[Dataset entries on figures]
— begin —
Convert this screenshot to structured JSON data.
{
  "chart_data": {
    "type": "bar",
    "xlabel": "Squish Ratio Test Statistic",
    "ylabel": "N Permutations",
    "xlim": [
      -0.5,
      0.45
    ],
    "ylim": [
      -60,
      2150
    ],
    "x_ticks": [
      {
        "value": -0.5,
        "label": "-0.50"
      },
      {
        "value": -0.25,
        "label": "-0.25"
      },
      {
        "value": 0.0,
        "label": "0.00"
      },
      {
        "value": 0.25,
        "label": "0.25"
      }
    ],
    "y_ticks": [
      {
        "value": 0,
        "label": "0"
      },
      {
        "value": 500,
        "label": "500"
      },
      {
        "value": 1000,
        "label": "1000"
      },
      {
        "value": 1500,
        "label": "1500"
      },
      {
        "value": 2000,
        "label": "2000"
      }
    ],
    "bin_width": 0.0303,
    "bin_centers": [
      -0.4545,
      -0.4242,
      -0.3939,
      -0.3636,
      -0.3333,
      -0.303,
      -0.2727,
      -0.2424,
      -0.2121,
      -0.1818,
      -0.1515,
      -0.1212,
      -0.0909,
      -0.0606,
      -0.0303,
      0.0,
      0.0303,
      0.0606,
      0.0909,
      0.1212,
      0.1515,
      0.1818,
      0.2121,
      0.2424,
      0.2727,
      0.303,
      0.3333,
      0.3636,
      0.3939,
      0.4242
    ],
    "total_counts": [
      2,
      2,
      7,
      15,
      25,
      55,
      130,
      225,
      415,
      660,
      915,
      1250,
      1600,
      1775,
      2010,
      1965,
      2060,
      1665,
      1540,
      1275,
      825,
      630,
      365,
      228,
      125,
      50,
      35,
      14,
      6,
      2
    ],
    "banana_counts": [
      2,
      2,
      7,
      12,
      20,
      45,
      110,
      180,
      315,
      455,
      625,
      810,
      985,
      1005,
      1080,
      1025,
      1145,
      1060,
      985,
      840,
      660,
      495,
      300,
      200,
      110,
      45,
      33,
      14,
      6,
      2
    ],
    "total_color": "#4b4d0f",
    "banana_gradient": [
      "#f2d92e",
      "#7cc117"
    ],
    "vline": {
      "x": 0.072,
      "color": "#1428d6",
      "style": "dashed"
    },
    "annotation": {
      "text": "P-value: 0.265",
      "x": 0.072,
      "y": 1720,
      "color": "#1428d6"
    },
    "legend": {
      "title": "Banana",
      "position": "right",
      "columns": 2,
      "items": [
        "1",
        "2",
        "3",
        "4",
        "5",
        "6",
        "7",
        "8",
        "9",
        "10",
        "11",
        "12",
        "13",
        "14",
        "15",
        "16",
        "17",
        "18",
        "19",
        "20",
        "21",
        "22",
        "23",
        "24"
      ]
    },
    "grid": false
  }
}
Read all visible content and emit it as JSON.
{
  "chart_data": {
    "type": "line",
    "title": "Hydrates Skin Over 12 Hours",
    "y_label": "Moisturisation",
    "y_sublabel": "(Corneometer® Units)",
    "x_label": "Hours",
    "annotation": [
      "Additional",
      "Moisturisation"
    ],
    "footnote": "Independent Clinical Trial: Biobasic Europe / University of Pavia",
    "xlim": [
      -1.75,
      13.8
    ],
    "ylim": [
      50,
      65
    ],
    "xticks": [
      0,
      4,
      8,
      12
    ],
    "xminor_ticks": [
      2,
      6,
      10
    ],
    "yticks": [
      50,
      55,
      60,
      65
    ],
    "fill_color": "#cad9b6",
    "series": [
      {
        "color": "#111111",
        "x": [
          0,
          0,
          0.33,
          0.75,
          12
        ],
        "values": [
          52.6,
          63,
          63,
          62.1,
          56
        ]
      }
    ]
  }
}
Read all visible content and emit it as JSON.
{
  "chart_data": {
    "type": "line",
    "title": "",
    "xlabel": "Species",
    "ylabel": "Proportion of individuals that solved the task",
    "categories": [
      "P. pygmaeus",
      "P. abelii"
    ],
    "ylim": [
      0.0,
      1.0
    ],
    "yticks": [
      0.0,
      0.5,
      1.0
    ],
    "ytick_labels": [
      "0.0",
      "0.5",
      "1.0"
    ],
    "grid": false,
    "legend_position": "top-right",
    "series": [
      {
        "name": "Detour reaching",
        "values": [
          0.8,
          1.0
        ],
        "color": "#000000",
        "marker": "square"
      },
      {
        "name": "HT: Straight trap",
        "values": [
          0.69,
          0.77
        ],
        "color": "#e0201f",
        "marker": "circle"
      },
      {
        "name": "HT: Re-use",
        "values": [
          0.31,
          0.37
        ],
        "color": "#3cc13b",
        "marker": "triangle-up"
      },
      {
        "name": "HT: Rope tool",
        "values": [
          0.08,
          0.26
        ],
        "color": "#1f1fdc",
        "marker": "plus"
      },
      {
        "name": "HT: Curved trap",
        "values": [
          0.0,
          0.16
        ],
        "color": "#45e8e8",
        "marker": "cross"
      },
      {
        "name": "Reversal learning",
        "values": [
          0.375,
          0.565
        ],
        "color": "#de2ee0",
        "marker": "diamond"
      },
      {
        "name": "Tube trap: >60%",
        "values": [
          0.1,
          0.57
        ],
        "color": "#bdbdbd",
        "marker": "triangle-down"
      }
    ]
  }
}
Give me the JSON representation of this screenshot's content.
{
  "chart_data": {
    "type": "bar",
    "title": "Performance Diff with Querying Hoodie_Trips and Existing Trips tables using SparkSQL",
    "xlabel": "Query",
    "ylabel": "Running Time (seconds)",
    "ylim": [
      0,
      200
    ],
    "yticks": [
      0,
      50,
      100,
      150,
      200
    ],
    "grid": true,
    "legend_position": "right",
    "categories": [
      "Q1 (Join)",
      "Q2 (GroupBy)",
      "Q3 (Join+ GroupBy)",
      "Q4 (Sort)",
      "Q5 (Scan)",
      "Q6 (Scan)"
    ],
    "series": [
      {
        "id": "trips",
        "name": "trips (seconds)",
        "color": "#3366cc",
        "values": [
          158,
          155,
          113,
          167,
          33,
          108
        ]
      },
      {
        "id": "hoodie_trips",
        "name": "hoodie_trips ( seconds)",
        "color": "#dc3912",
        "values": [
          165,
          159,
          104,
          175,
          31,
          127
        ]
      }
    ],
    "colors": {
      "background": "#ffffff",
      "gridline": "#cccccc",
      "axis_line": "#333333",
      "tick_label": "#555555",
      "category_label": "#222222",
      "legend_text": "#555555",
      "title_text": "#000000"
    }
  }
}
— end —
WORK INSTRUCTIONS: Each line of the listing should be echoed back exactly.

ANSWER FOR THE TASK:
Convert this screenshot to structured JSON data.
{
  "chart_data": {
    "type": "bar",
    "xlabel": "Squish Ratio Test Statistic",
    "ylabel": "N Permutations",
    "xlim": [
      -0.5,
      0.45
    ],
    "ylim": [
      -60,
      2150
    ],
    "x_ticks": [
      {
        "value": -0.5,
        "label": "-0.50"
      },
      {
        "value": -0.25,
        "label": "-0.25"
      },
      {
        "value": 0.0,
        "label": "0.00"
      },
      {
        "value": 0.25,
        "label": "0.25"
      }
    ],
    "y_ticks": [
      {
        "value": 0,
        "label": "0"
      },
      {
        "value": 500,
        "label": "500"
      },
      {
        "value": 1000,
        "label": "1000"
      },
      {
        "value": 1500,
        "label": "1500"
      },
      {
        "value": 2000,
        "label": "2000"
      }
    ],
    "bin_width": 0.0303,
    "bin_centers": [
      -0.4545,
      -0.4242,
      -0.3939,
      -0.3636,
      -0.3333,
      -0.303,
      -0.2727,
      -0.2424,
      -0.2121,
      -0.1818,
      -0.1515,
      -0.1212,
      -0.0909,
      -0.0606,
      -0.0303,
      0.0,
      0.0303,
      0.0606,
      0.0909,
      0.1212,
      0.1515,
      0.1818,
      0.2121,
      0.2424,
      0.2727,
      0.303,
      0.3333,
      0.3636,
      0.3939,
      0.4242
    ],
    "total_counts": [
      2,
      2,
      7,
      15,
      25,
      55,
      130,
      225,
      415,
      660,
      915,
      1250,
      1600,
      1775,
      2010,
      1965,
      2060,
      1665,
      1540,
      1275,
      825,
      630,
      365,
      228,
      125,
      50,
      35,
      14,
      6,
      2
    ],
    "banana_counts": [
      2,
      2,
      7,
      12,
      20,
      45,
      110,
      180,
      315,
      455,
      625,
      810,
      985,
      1005,
      1080,
      1025,
      1145,
      1060,
      985,
      840,
      660,
      495,
      300,
      200,
      110,
      45,
      33,
      14,
      6,
      2
    ],
    "total_color": "#4b4d0f",
    "banana_gradient": [
      "#f2d92e",
      "#7cc117"
    ],
    "vline": {
      "x": 0.072,
      "color": "#1428d6",
      "style": "dashed"
    },
    "annotation": {
      "text": "P-value: 0.265",
      "x": 0.072,
      "y": 1720,
      "color": "#1428d6"
    },
    "legend": {
      "title": "Banana",
      "position": "right",
      "columns": 2,
      "items": [
        "1",
        "2",
        "3",
        "4",
        "5",
        "6",
        "7",
        "8",
        "9",
        "10",
        "11",
        "12",
        "13",
        "14",
        "15",
        "16",
        "17",
        "18",
        "19",
        "20",
        "21",
        "22",
        "23",
        "24"
      ]
    },
    "grid": false
  }
}
Read all visible content and emit it as JSON.
{
  "chart_data": {
    "type": "line",
    "title": "Hydrates Skin Over 12 Hours",
    "y_label": "Moisturisation",
    "y_sublabel": "(Corneometer® Units)",
    "x_label": "Hours",
    "annotation": [
      "Additional",
      "Moisturisation"
    ],
    "footnote": "Independent Clinical Trial: Biobasic Europe / University of Pavia",
    "xlim": [
      -1.75,
      13.8
    ],
    "ylim": [
      50,
      65
    ],
    "xticks": [
      0,
      4,
      8,
      12
    ],
    "xminor_ticks": [
      2,
      6,
      10
    ],
    "yticks": [
      50,
      55,
      60,
      65
    ],
    "fill_color": "#cad9b6",
    "series": [
      {
        "color": "#111111",
        "x": [
          0,
          0,
          0.33,
          0.75,
          12
        ],
        "values": [
          52.6,
          63,
          63,
          62.1,
          56
        ]
      }
    ]
  }
}
Read all visible content and emit it as JSON.
{
  "chart_data": {
    "type": "line",
    "title": "",
    "xlabel": "Species",
    "ylabel": "Proportion of individuals that solved the task",
    "categories": [
      "P. pygmaeus",
      "P. abelii"
    ],
    "ylim": [
      0.0,
      1.0
    ],
    "yticks": [
      0.0,
      0.5,
      1.0
    ],
    "ytick_labels": [
      "0.0",
      "0.5",
      "1.0"
    ],
    "grid": false,
    "legend_position": "top-right",
    "series": [
      {
        "name": "Detour reaching",
        "values": [
          0.8,
          1.0
        ],
        "color": "#000000",
        "marker": "square"
      },
      {
        "name": "HT: Straight trap",
        "values": [
          0.69,
          0.77
        ],
        "color": "#e0201f",
        "marker": "circle"
      },
      {
        "name": "HT: Re-use",
        "values": [
          0.31,
          0.37
        ],
        "color": "#3cc13b",
        "marker": "triangle-up"
      },
      {
        "name": "HT: Rope tool",
        "values": [
          0.08,
          0.26
        ],
        "color": "#1f1fdc",
        "marker": "plus"
      },
      {
        "name": "HT: Curved trap",
        "values": [
          0.0,
          0.16
        ],
        "color": "#45e8e8",
        "marker": "cross"
      },
      {
        "name": "Reversal learning",
        "values": [
          0.375,
          0.565
        ],
        "color": "#de2ee0",
        "marker": "diamond"
      },
      {
        "name": "Tube trap: >60%",
        "values": [
          0.1,
          0.57
        ],
        "color": "#bdbdbd",
        "marker": "triangle-down"
      }
    ]
  }
}
Give me the JSON representation of this screenshot's content.
{
  "chart_data": {
    "type": "bar",
    "title": "Performance Diff with Querying Hoodie_Trips and Existing Trips tables using SparkSQL",
    "xlabel": "Query",
    "ylabel": "Running Time (seconds)",
    "ylim": [
      0,
      200
    ],
    "yticks": [
      0,
      50,
      100,
      150,
      200
    ],
    "grid": true,
    "legend_position": "right",
    "categories": [
      "Q1 (Join)",
      "Q2 (GroupBy)",
      "Q3 (Join+ GroupBy)",
      "Q4 (Sort)",
      "Q5 (Scan)",
      "Q6 (Scan)"
    ],
    "series": [
      {
        "id": "trips",
        "name": "trips (seconds)",
        "color": "#3366cc",
        "values": [
          158,
          155,
          113,
          167,
          33,
          108
        ]
      },
      {
        "id": "hoodie_trips",
        "name": "hoodie_trips ( seconds)",
        "color": "#dc3912",
        "values": [
          165,
          159,
          104,
          175,
          31,
          127
        ]
      }
    ],
    "colors": {
      "background": "#ffffff",
      "gridline": "#cccccc",
      "axis_line": "#333333",
      "tick_label": "#555555",
      "category_label": "#222222",
      "legend_text": "#555555",
      "title_text": "#000000"
    }
  }
}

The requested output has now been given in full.